▶ _To do_:
Write every entry out again exactly, please, and skip the pictures.

━━━━━ The input

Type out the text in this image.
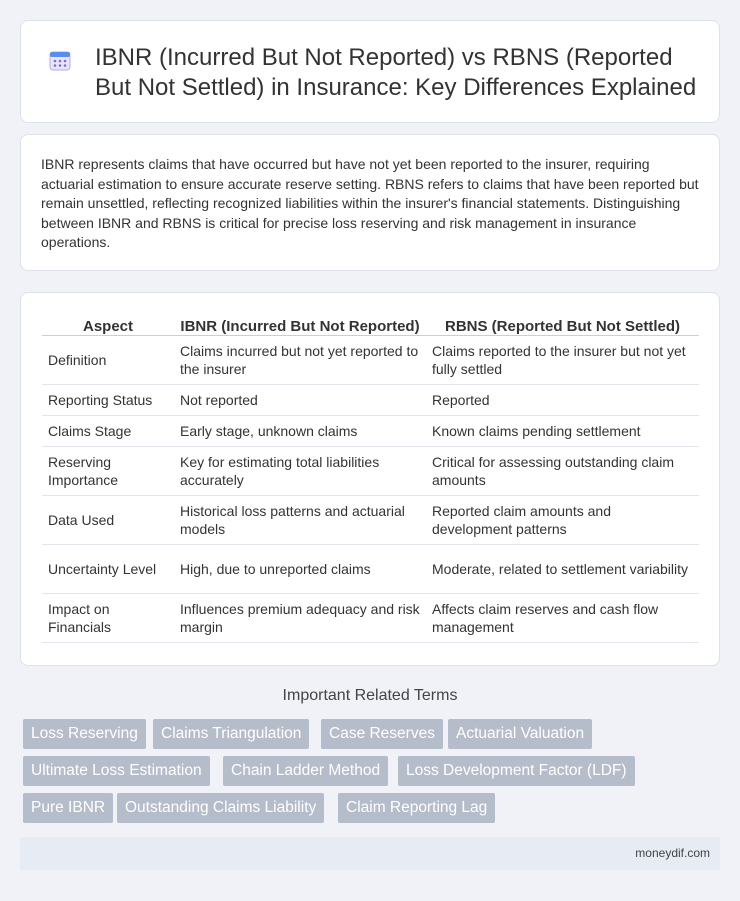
IBNR (Incurred But Not Reported) vs RBNS (Reported But Not Settled) in Insurance: Key Differences Explained

IBNR represents claims that have occurred but have not yet been reported to the insurer, requiring actuarial estimation to ensure accurate reserve setting. RBNS refers to claims that have been reported but remain unsettled, reflecting recognized liabilities within the insurer's financial statements. Distinguishing between IBNR and RBNS is critical for precise loss reserving and risk management in insurance operations.

Aspect	IBNR (Incurred But Not Reported)	RBNS (Reported But Not Settled)
Definition	Claims incurred but not yet reported to the insurer	Claims reported to the insurer but not yet fully settled
Reporting Status	Not reported	Reported
Claims Stage	Early stage, unknown claims	Known claims pending settlement
Reserving Importance	Key for estimating total liabilities accurately	Critical for assessing outstanding claim amounts
Data Used	Historical loss patterns and actuarial models	Reported claim amounts and development patterns
Uncertainty Level	High, due to unreported claims	Moderate, related to settlement variability
Impact on Financials	Influences premium adequacy and risk margin	Affects claim reserves and cash flow management
Important Related Terms
Loss Reserving	Claims Triangulation	Case Reserves	Actuarial Valuation
Ultimate Loss Estimation	Chain Ladder Method	Loss Development Factor (LDF)
Pure IBNR	Outstanding Claims Liability	Claim Reporting Lag
moneydif.com
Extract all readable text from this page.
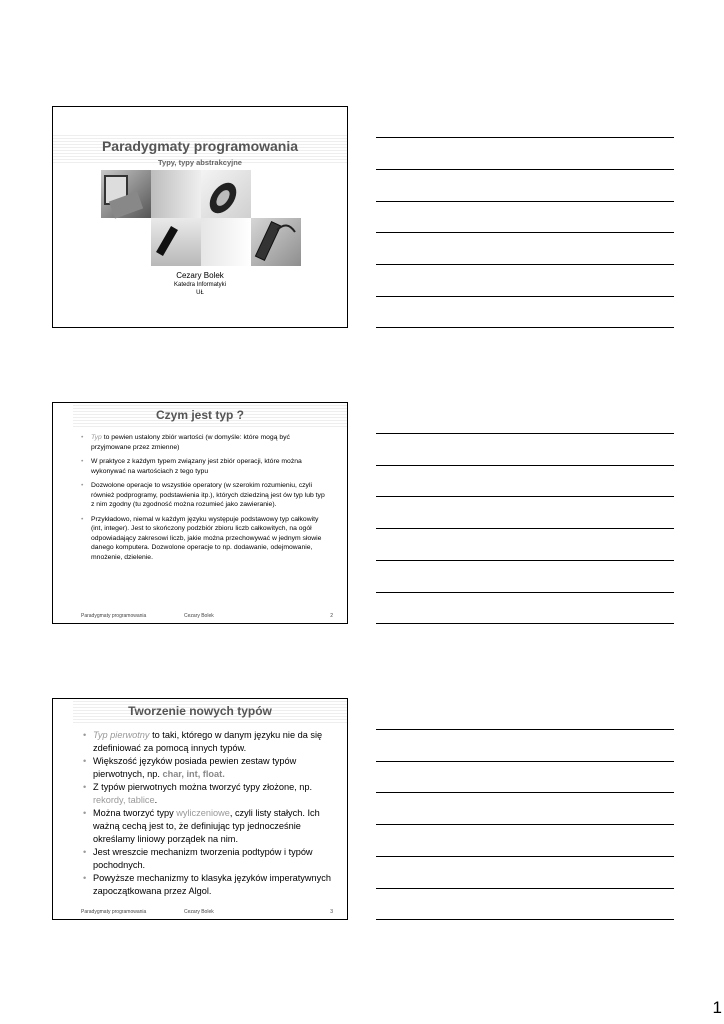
Paradygmaty programowania
Typy, typy abstrakcyjne
Cezary Bolek
Katedra Informatyki
UŁ
Czym jest typ ?
• Typ to pewien ustalony zbiór wartości (w domyśle: które mogą być przyjmowane przez zmienne)
• W praktyce z każdym typem związany jest zbiór operacji, które można wykonywać na wartościach z tego typu
• Dozwolone operacje to wszystkie operatory (w szerokim rozumieniu, czyli również podprogramy, podstawienia itp.), których dziedziną jest ów typ lub typ z nim zgodny (tu zgodność można rozumieć jako zawieranie).
• Przykładowo, niemal w każdym języku występuje podstawowy typ całkowity (int, integer). Jest to skończony podzbiór zbioru liczb całkowitych, na ogół odpowiadający zakresowi liczb, jakie można przechowywać w jednym słowie danego komputera. Dozwolone operacje to np. dodawanie, odejmowanie, mnożenie, dzielenie.
Paradygmaty programowania	Cezary Bolek	2
Tworzenie nowych typów
• Typ pierwotny to taki, którego w danym języku nie da się zdefiniować za pomocą innych typów.
• Większość języków posiada pewien zestaw typów pierwotnych, np. char, int, float.
• Z typów pierwotnych można tworzyć typy złożone, np. rekordy, tablice.
• Można tworzyć typy wyliczeniowe, czyli listy stałych. Ich ważną cechą jest to, że definiując typ jednocześnie określamy liniowy porządek na nim.
• Jest wreszcie mechanizm tworzenia podtypów i typów pochodnych.
• Powyższe mechanizmy to klasyka języków imperatywnych zapoczątkowana przez Algol.
Paradygmaty programowania	Cezary Bolek	3
1
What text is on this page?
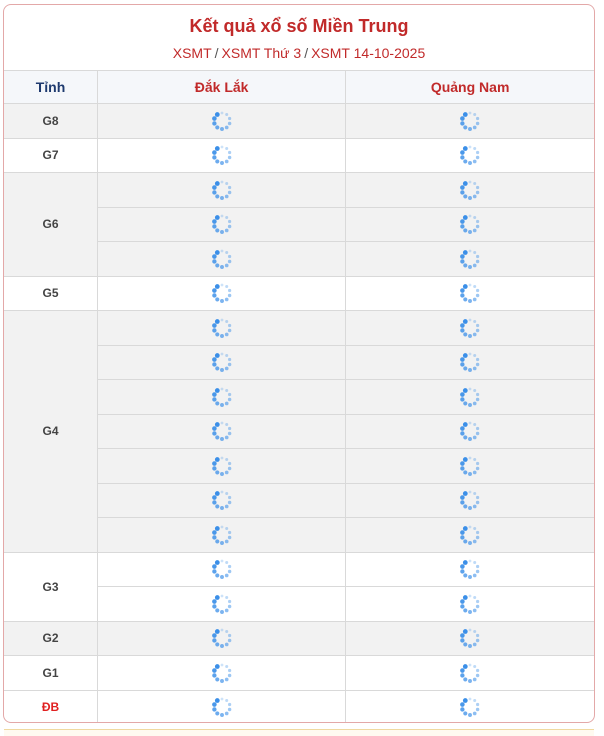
Kết quả xổ số Miền Trung
XSMT / XSMT Thứ 3 / XSMT 14-10-2025
Tỉnh	Đắk Lắk	Quảng Nam
G8		
G7		
G6		

G5		
G4		

G3		

G2		
G1		
ĐB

━━━━━━━━━━

▶ _Complete answer_:
Type out the text in this image.
IBNR (Incurred But Not Reported) vs RBNS (Reported But Not Settled) in Insurance: Key Differences Explained

IBNR represents claims that have occurred but have not yet been reported to the insurer, requiring actuarial estimation to ensure accurate reserve setting. RBNS refers to claims that have been reported but remain unsettled, reflecting recognized liabilities within the insurer's financial statements. Distinguishing between IBNR and RBNS is critical for precise loss reserving and risk management in insurance operations.

Aspect	IBNR (Incurred But Not Reported)	RBNS (Reported But Not Settled)
Definition	Claims incurred but not yet reported to the insurer	Claims reported to the insurer but not yet fully settled
Reporting Status	Not reported	Reported
Claims Stage	Early stage, unknown claims	Known claims pending settlement
Reserving Importance	Key for estimating total liabilities accurately	Critical for assessing outstanding claim amounts
Data Used	Historical loss patterns and actuarial models	Reported claim amounts and development patterns
Uncertainty Level	High, due to unreported claims	Moderate, related to settlement variability
Impact on Financials	Influences premium adequacy and risk margin	Affects claim reserves and cash flow management
Important Related Terms
Loss Reserving	Claims Triangulation	Case Reserves	Actuarial Valuation
Ultimate Loss Estimation	Chain Ladder Method	Loss Development Factor (LDF)
Pure IBNR	Outstanding Claims Liability	Claim Reporting Lag
moneydif.com
Extract all readable text from this page.
Paradygmaty programowania
Typy, typy abstrakcyjne
Cezary Bolek
Katedra Informatyki
UŁ
Czym jest typ ?
• Typ to pewien ustalony zbiór wartości (w domyśle: które mogą być przyjmowane przez zmienne)
• W praktyce z każdym typem związany jest zbiór operacji, które można wykonywać na wartościach z tego typu
• Dozwolone operacje to wszystkie operatory (w szerokim rozumieniu, czyli również podprogramy, podstawienia itp.), których dziedziną jest ów typ lub typ z nim zgodny (tu zgodność można rozumieć jako zawieranie).
• Przykładowo, niemal w każdym języku występuje podstawowy typ całkowity (int, integer). Jest to skończony podzbiór zbioru liczb całkowitych, na ogół odpowiadający zakresowi liczb, jakie można przechowywać w jednym słowie danego komputera. Dozwolone operacje to np. dodawanie, odejmowanie, mnożenie, dzielenie.
Paradygmaty programowania	Cezary Bolek	2
Tworzenie nowych typów
• Typ pierwotny to taki, którego w danym języku nie da się zdefiniować za pomocą innych typów.
• Większość języków posiada pewien zestaw typów pierwotnych, np. char, int, float.
• Z typów pierwotnych można tworzyć typy złożone, np. rekordy, tablice.
• Można tworzyć typy wyliczeniowe, czyli listy stałych. Ich ważną cechą jest to, że definiując typ jednocześnie określamy liniowy porządek na nim.
• Jest wreszcie mechanizm tworzenia podtypów i typów pochodnych.
• Powyższe mechanizmy to klasyka języków imperatywnych zapoczątkowana przez Algol.
Paradygmaty programowania	Cezary Bolek	3
1
What text is on this page?
Kết quả xổ số Miền Trung
XSMT / XSMT Thứ 3 / XSMT 14-10-2025
Tỉnh	Đắk Lắk	Quảng Nam
G8		
G7		
G6		

G5		
G4		

G3		

G2		
G1		
ĐB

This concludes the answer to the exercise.